Records to use:
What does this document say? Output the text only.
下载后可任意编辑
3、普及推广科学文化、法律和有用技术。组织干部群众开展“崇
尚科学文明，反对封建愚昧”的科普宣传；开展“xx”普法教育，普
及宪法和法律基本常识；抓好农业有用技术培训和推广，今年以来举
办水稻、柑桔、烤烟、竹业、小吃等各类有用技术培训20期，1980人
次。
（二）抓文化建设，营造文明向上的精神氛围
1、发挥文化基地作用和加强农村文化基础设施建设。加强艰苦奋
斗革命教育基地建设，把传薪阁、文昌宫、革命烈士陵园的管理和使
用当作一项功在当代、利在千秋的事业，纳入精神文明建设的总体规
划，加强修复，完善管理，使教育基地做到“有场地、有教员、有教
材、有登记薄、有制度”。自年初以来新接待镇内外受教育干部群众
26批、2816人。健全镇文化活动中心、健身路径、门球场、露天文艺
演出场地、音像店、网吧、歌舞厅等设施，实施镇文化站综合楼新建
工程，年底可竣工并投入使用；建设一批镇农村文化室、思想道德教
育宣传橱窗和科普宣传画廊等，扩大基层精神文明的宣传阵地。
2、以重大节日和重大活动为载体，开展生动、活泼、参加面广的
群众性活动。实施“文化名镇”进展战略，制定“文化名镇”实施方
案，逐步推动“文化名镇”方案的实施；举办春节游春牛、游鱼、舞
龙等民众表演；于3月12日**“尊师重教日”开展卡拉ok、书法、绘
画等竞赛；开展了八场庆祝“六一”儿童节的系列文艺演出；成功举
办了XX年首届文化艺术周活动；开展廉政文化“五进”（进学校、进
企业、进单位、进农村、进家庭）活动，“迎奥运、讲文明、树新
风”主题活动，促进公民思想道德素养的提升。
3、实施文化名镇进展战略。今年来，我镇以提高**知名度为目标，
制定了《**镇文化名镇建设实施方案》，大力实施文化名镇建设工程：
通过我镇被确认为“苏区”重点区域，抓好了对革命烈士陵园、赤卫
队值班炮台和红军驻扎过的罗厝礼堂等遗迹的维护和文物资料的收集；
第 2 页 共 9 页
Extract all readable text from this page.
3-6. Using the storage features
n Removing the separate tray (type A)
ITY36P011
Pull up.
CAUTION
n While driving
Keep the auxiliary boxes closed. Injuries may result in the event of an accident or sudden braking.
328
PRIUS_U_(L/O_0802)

Task to carry out: Word for word, extract all the records.

Solution for this task:
What does this document say? Output the text only.
下载后可任意编辑
3、普及推广科学文化、法律和有用技术。组织干部群众开展“崇
尚科学文明，反对封建愚昧”的科普宣传；开展“xx”普法教育，普
及宪法和法律基本常识；抓好农业有用技术培训和推广，今年以来举
办水稻、柑桔、烤烟、竹业、小吃等各类有用技术培训20期，1980人
次。
（二）抓文化建设，营造文明向上的精神氛围
1、发挥文化基地作用和加强农村文化基础设施建设。加强艰苦奋
斗革命教育基地建设，把传薪阁、文昌宫、革命烈士陵园的管理和使
用当作一项功在当代、利在千秋的事业，纳入精神文明建设的总体规
划，加强修复，完善管理，使教育基地做到“有场地、有教员、有教
材、有登记薄、有制度”。自年初以来新接待镇内外受教育干部群众
26批、2816人。健全镇文化活动中心、健身路径、门球场、露天文艺
演出场地、音像店、网吧、歌舞厅等设施，实施镇文化站综合楼新建
工程，年底可竣工并投入使用；建设一批镇农村文化室、思想道德教
育宣传橱窗和科普宣传画廊等，扩大基层精神文明的宣传阵地。
2、以重大节日和重大活动为载体，开展生动、活泼、参加面广的
群众性活动。实施“文化名镇”进展战略，制定“文化名镇”实施方
案，逐步推动“文化名镇”方案的实施；举办春节游春牛、游鱼、舞
龙等民众表演；于3月12日**“尊师重教日”开展卡拉ok、书法、绘
画等竞赛；开展了八场庆祝“六一”儿童节的系列文艺演出；成功举
办了XX年首届文化艺术周活动；开展廉政文化“五进”（进学校、进
企业、进单位、进农村、进家庭）活动，“迎奥运、讲文明、树新
风”主题活动，促进公民思想道德素养的提升。
3、实施文化名镇进展战略。今年来，我镇以提高**知名度为目标，
制定了《**镇文化名镇建设实施方案》，大力实施文化名镇建设工程：
通过我镇被确认为“苏区”重点区域，抓好了对革命烈士陵园、赤卫
队值班炮台和红军驻扎过的罗厝礼堂等遗迹的维护和文物资料的收集；
第 2 页 共 9 页
Extract all readable text from this page.
3-6. Using the storage features
n Removing the separate tray (type A)
ITY36P011
Pull up.
CAUTION
n While driving
Keep the auxiliary boxes closed. Injuries may result in the event of an accident or sudden braking.
328
PRIUS_U_(L/O_0802)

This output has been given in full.